Dataset items
============

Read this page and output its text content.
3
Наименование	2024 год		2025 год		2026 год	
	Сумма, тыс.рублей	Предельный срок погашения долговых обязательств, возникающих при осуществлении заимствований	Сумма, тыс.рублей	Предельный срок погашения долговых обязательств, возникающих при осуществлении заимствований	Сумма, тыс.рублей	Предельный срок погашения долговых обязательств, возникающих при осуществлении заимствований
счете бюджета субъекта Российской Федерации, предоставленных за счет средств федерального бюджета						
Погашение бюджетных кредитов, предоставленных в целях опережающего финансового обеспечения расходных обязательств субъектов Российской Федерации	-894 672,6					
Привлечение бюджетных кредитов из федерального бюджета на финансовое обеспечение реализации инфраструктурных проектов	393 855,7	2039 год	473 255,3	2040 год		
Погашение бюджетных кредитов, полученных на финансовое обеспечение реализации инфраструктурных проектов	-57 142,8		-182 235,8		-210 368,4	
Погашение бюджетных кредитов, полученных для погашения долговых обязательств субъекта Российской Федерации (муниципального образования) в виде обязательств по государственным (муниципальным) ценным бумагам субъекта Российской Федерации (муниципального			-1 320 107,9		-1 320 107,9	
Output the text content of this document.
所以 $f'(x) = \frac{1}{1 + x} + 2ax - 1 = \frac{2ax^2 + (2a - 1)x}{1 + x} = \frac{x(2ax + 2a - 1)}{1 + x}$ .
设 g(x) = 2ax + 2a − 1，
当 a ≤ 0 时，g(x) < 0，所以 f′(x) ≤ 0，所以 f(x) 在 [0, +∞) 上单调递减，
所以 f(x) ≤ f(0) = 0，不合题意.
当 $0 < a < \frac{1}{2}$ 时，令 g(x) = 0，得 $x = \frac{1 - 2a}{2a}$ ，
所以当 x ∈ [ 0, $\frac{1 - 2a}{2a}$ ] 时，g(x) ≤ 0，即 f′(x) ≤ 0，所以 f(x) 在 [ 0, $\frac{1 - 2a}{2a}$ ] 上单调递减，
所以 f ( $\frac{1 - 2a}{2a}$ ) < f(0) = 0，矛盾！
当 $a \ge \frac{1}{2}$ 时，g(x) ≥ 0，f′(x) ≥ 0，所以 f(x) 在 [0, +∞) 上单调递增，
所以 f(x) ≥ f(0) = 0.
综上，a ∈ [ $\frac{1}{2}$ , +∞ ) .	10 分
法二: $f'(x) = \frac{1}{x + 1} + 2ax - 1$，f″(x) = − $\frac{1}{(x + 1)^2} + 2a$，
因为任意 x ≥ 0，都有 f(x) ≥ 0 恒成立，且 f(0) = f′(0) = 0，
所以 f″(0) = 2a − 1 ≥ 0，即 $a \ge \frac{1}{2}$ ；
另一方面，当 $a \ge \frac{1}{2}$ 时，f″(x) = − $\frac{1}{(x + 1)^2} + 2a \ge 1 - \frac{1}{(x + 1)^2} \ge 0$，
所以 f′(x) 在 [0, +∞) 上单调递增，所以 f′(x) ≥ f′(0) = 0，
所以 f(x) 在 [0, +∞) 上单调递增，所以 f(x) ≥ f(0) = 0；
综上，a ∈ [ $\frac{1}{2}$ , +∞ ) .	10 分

============

### Exercise description
All of the entries should be written out again exactly.

### Exercise solution
Read this page and output its text content.
3
Наименование	2024 год		2025 год		2026 год	
	Сумма, тыс.рублей	Предельный срок погашения долговых обязательств, возникающих при осуществлении заимствований	Сумма, тыс.рублей	Предельный срок погашения долговых обязательств, возникающих при осуществлении заимствований	Сумма, тыс.рублей	Предельный срок погашения долговых обязательств, возникающих при осуществлении заимствований
счете бюджета субъекта Российской Федерации, предоставленных за счет средств федерального бюджета						
Погашение бюджетных кредитов, предоставленных в целях опережающего финансового обеспечения расходных обязательств субъектов Российской Федерации	-894 672,6					
Привлечение бюджетных кредитов из федерального бюджета на финансовое обеспечение реализации инфраструктурных проектов	393 855,7	2039 год	473 255,3	2040 год		
Погашение бюджетных кредитов, полученных на финансовое обеспечение реализации инфраструктурных проектов	-57 142,8		-182 235,8		-210 368,4	
Погашение бюджетных кредитов, полученных для погашения долговых обязательств субъекта Российской Федерации (муниципального образования) в виде обязательств по государственным (муниципальным) ценным бумагам субъекта Российской Федерации (муниципального			-1 320 107,9		-1 320 107,9	
Output the text content of this document.
所以 $f'(x) = \frac{1}{1 + x} + 2ax - 1 = \frac{2ax^2 + (2a - 1)x}{1 + x} = \frac{x(2ax + 2a - 1)}{1 + x}$ .
设 g(x) = 2ax + 2a − 1，
当 a ≤ 0 时，g(x) < 0，所以 f′(x) ≤ 0，所以 f(x) 在 [0, +∞) 上单调递减，
所以 f(x) ≤ f(0) = 0，不合题意.
当 $0 < a < \frac{1}{2}$ 时，令 g(x) = 0，得 $x = \frac{1 - 2a}{2a}$ ，
所以当 x ∈ [ 0, $\frac{1 - 2a}{2a}$ ] 时，g(x) ≤ 0，即 f′(x) ≤ 0，所以 f(x) 在 [ 0, $\frac{1 - 2a}{2a}$ ] 上单调递减，
所以 f ( $\frac{1 - 2a}{2a}$ ) < f(0) = 0，矛盾！
当 $a \ge \frac{1}{2}$ 时，g(x) ≥ 0，f′(x) ≥ 0，所以 f(x) 在 [0, +∞) 上单调递增，
所以 f(x) ≥ f(0) = 0.
综上，a ∈ [ $\frac{1}{2}$ , +∞ ) .	10 分
法二: $f'(x) = \frac{1}{x + 1} + 2ax - 1$，f″(x) = − $\frac{1}{(x + 1)^2} + 2a$，
因为任意 x ≥ 0，都有 f(x) ≥ 0 恒成立，且 f(0) = f′(0) = 0，
所以 f″(0) = 2a − 1 ≥ 0，即 $a \ge \frac{1}{2}$ ；
另一方面，当 $a \ge \frac{1}{2}$ 时，f″(x) = − $\frac{1}{(x + 1)^2} + 2a \ge 1 - \frac{1}{(x + 1)^2} \ge 0$，
所以 f′(x) 在 [0, +∞) 上单调递增，所以 f′(x) ≥ f′(0) = 0，
所以 f(x) 在 [0, +∞) 上单调递增，所以 f(x) ≥ f(0) = 0；
综上，a ∈ [ $\frac{1}{2}$ , +∞ ) .	10 分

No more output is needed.